**SUPPLIED DATA:**
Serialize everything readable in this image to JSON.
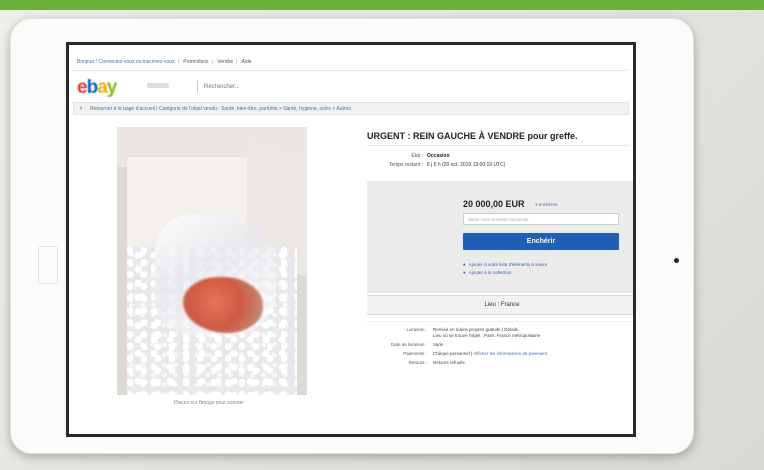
{
  "top_nav": [
    "Bonjour ! Connectez-vous ou inscrivez-vous",
    "Promotions",
    "Vendre",
    "Aide"
  ],
  "logo": {
    "letters": [
      "e",
      "b",
      "a",
      "y"
    ],
    "colors": [
      "#e53238",
      "#0064d2",
      "#f5af02",
      "#86b817"
    ]
  },
  "search": {
    "placeholder": "Rechercher..."
  },
  "breadcrumb": {
    "back_label": "Retourner à la page d'accueil",
    "path": "Catégorie de l'objet vendu : Santé, bien-être, parfums > Santé, hygiène, soins > Autres"
  },
  "listing": {
    "title": "URGENT : REIN GAUCHE À VENDRE pour greffe.",
    "condition_label": "État :",
    "condition_value": "Occasion",
    "time_label": "Temps restant :",
    "time_value": "6 j 5 h (20 oct. 2019 19:00:19 UTC)",
    "price": "20 000,00 EUR",
    "price_note": "3 enchères",
    "bid_placeholder": "Saisir votre enchère maximale",
    "bid_button": "Enchérir",
    "link_watchlist": "Ajouter à votre liste d'éléments à suivre",
    "link_collection": "Ajouter à la collection",
    "location_bar": "Lieu : France"
  },
  "photo_caption": "Placez sur l'image pour zoomer",
  "details": [
    {
      "label": "Livraison :",
      "value": "Remise en mains propres gratuite | Détails",
      "extra": "Lieu où se trouve l'objet : Paris, France métropolitaine"
    },
    {
      "label": "Date de livraison :",
      "value": "Varie"
    },
    {
      "label": "Paiements :",
      "value": "Chèque personnel |",
      "link": "Afficher les informations de paiement"
    },
    {
      "label": "Retours :",
      "value": "Retours refusés"
    }
  ],
  "colors": {
    "bid_button": "#1f5fb5",
    "link": "#4a6ea8",
    "top_band": "#6fae3c"
  }
}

**TASK REQUIREMENTS:**
Return the full material word for word. Do not include the pictures.

**ANSWER TO THIS TASK:**
Serialize everything readable in this image to JSON.
{
  "top_nav": [
    "Bonjour ! Connectez-vous ou inscrivez-vous",
    "Promotions",
    "Vendre",
    "Aide"
  ],
  "logo": {
    "letters": [
      "e",
      "b",
      "a",
      "y"
    ],
    "colors": [
      "#e53238",
      "#0064d2",
      "#f5af02",
      "#86b817"
    ]
  },
  "search": {
    "placeholder": "Rechercher..."
  },
  "breadcrumb": {
    "back_label": "Retourner à la page d'accueil",
    "path": "Catégorie de l'objet vendu : Santé, bien-être, parfums > Santé, hygiène, soins > Autres"
  },
  "listing": {
    "title": "URGENT : REIN GAUCHE À VENDRE pour greffe.",
    "condition_label": "État :",
    "condition_value": "Occasion",
    "time_label": "Temps restant :",
    "time_value": "6 j 5 h (20 oct. 2019 19:00:19 UTC)",
    "price": "20 000,00 EUR",
    "price_note": "3 enchères",
    "bid_placeholder": "Saisir votre enchère maximale",
    "bid_button": "Enchérir",
    "link_watchlist": "Ajouter à votre liste d'éléments à suivre",
    "link_collection": "Ajouter à la collection",
    "location_bar": "Lieu : France"
  },
  "photo_caption": "Placez sur l'image pour zoomer",
  "details": [
    {
      "label": "Livraison :",
      "value": "Remise en mains propres gratuite | Détails",
      "extra": "Lieu où se trouve l'objet : Paris, France métropolitaine"
    },
    {
      "label": "Date de livraison :",
      "value": "Varie"
    },
    {
      "label": "Paiements :",
      "value": "Chèque personnel |",
      "link": "Afficher les informations de paiement"
    },
    {
      "label": "Retours :",
      "value": "Retours refusés"
    }
  ],
  "colors": {
    "bid_button": "#1f5fb5",
    "link": "#4a6ea8",
    "top_band": "#6fae3c"
  }
}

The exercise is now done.